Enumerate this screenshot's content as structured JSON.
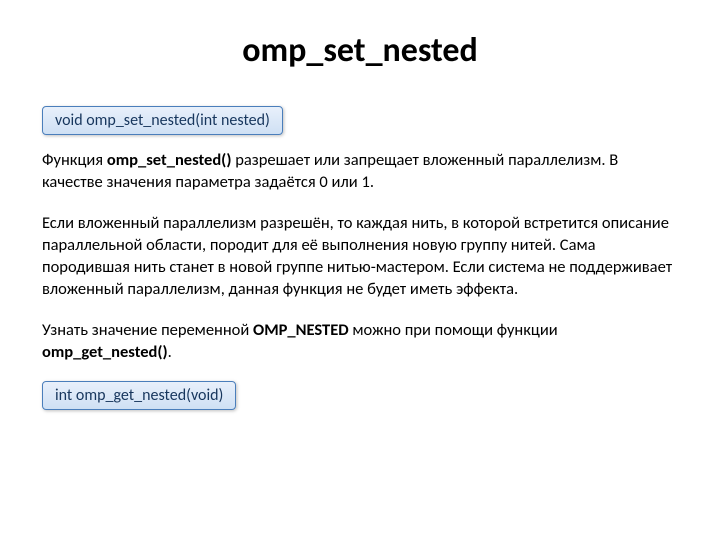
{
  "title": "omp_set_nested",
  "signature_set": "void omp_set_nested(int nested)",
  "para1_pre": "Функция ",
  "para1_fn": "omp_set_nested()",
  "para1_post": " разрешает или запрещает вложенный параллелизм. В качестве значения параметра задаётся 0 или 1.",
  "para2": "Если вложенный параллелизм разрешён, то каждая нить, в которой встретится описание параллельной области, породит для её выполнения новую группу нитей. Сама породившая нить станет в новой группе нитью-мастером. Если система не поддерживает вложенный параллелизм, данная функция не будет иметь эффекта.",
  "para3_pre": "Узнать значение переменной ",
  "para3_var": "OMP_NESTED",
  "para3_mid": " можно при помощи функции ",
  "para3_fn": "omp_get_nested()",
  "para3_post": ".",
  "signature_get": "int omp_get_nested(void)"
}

------------------------------------------------------------

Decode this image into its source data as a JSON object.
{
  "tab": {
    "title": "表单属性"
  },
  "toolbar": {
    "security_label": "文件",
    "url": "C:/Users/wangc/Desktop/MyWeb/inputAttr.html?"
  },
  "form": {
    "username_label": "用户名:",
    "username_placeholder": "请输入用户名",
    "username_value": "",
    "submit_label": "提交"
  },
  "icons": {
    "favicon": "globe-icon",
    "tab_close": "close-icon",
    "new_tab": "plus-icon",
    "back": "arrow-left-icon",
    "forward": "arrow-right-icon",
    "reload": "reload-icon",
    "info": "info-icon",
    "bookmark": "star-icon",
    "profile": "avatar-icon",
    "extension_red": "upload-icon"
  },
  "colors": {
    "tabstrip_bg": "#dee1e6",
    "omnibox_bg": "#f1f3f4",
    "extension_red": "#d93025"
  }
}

------------------------------------------------------------

*What the task requires*
Locate all lines in the listing above with the word "вложенный" and copy them.

*Solved problem*
  "para1_post": " разрешает или запрещает вложенный параллелизм. В качестве значения параметра задаётся 0 или 1.",
  "para2": "Если вложенный параллелизм разрешён, то каждая нить, в которой встретится описание параллельной области, породит для её выполнения новую группу нитей. Сама породившая нить станет в новой группе нитью-мастером. Если система не поддерживает вложенный параллелизм, данная функция не будет иметь эффекта.",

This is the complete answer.